SHORT EXERCISE: Copy out each line of the material in which the word "BITFINEX" appears.

SUPPLIED RECORDS:
══════════
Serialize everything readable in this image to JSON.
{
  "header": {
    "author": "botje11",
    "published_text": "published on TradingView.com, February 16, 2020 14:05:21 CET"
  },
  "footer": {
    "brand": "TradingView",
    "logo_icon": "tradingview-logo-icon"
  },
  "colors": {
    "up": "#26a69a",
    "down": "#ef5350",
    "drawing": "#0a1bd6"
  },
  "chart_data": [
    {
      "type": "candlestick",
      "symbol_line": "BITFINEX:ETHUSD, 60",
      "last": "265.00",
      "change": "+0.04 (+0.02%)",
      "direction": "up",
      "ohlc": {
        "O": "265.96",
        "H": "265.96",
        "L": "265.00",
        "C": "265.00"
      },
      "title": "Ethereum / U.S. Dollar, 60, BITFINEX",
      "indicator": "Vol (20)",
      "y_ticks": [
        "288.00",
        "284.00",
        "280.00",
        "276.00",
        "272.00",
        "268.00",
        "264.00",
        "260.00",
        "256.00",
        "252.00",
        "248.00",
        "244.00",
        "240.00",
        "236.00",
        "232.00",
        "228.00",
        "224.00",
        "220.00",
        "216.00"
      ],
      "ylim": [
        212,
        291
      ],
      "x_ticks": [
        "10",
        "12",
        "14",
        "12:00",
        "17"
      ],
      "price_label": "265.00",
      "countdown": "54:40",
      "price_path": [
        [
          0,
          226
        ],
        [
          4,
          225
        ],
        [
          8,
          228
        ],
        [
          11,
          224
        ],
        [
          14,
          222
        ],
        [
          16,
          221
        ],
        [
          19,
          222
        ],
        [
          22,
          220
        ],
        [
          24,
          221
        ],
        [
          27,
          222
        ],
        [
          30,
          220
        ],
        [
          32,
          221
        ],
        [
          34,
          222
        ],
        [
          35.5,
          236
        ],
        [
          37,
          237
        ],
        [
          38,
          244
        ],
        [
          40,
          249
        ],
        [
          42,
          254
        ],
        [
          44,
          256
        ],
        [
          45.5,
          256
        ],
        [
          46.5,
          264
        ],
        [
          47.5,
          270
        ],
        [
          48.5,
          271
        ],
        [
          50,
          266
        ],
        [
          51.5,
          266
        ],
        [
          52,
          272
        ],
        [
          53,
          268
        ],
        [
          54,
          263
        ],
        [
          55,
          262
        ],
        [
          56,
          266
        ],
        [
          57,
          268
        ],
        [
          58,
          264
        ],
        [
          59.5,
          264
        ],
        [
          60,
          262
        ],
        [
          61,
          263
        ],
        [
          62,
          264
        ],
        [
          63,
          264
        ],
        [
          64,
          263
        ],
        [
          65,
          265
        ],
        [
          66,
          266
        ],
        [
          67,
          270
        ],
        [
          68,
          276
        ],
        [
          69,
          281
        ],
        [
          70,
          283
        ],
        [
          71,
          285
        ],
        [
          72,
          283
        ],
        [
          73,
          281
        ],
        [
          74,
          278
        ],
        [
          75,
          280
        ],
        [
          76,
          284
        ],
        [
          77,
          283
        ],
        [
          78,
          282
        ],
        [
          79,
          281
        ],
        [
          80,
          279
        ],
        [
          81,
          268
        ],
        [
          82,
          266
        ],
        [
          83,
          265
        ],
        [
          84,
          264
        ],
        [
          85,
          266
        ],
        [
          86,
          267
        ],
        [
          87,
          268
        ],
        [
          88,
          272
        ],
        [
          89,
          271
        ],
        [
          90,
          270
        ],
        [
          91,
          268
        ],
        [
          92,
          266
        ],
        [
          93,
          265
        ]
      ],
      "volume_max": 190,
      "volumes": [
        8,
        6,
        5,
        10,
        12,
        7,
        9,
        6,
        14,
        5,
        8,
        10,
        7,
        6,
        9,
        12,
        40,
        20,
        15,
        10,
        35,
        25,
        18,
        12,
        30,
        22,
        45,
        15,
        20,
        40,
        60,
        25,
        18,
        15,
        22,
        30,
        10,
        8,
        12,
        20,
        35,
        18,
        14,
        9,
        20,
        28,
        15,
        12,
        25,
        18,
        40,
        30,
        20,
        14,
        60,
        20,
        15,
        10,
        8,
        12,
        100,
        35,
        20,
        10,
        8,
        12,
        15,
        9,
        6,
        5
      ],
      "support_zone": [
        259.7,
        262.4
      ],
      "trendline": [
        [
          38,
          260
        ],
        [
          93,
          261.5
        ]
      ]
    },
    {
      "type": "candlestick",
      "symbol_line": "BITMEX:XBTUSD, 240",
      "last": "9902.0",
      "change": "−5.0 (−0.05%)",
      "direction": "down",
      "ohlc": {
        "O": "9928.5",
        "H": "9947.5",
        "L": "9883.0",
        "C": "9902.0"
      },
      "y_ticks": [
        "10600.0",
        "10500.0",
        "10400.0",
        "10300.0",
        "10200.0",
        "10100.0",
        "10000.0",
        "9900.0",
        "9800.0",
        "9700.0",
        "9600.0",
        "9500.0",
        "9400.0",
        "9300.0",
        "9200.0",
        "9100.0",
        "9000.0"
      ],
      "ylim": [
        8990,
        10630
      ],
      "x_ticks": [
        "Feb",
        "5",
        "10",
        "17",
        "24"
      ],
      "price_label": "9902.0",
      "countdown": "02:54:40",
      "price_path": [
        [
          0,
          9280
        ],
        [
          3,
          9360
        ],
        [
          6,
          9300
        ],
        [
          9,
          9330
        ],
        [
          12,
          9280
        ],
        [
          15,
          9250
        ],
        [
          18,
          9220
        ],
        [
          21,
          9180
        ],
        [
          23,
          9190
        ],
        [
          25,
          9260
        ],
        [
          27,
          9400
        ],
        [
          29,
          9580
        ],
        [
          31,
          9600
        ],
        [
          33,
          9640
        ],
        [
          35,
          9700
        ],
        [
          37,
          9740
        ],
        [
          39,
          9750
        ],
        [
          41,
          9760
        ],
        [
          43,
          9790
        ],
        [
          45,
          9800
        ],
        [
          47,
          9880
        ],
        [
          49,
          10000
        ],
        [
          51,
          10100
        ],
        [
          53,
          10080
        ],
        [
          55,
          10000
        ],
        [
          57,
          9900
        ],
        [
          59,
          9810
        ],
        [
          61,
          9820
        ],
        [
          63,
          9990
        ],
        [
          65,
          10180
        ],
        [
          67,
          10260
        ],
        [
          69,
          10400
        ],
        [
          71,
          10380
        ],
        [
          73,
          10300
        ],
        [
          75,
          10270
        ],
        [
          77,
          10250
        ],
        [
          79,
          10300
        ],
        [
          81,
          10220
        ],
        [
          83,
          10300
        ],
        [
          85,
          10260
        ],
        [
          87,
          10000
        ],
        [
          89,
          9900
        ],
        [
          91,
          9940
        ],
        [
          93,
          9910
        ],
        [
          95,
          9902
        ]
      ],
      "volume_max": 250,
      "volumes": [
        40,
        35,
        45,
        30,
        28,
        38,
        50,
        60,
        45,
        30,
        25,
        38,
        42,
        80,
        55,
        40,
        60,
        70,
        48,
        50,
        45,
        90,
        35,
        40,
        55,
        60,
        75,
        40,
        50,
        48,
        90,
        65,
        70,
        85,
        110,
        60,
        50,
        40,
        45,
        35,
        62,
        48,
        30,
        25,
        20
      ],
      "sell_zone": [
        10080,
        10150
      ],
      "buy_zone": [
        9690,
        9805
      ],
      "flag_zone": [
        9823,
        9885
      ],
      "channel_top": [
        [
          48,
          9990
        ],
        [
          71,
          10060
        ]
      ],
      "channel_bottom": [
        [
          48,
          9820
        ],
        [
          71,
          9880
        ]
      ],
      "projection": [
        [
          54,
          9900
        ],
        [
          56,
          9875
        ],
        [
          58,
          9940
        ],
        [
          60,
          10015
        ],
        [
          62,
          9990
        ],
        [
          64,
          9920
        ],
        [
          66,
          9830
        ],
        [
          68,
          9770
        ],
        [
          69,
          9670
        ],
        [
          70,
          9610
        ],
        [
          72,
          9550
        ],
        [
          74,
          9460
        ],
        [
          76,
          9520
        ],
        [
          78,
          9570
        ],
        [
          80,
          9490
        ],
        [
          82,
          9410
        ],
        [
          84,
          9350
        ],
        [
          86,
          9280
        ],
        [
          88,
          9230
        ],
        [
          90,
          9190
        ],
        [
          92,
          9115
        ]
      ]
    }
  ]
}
══════════
WRITTEN ANSWER:
      "symbol_line": "BITFINEX:ETHUSD, 60",
      "title": "Ethereum / U.S. Dollar, 60, BITFINEX",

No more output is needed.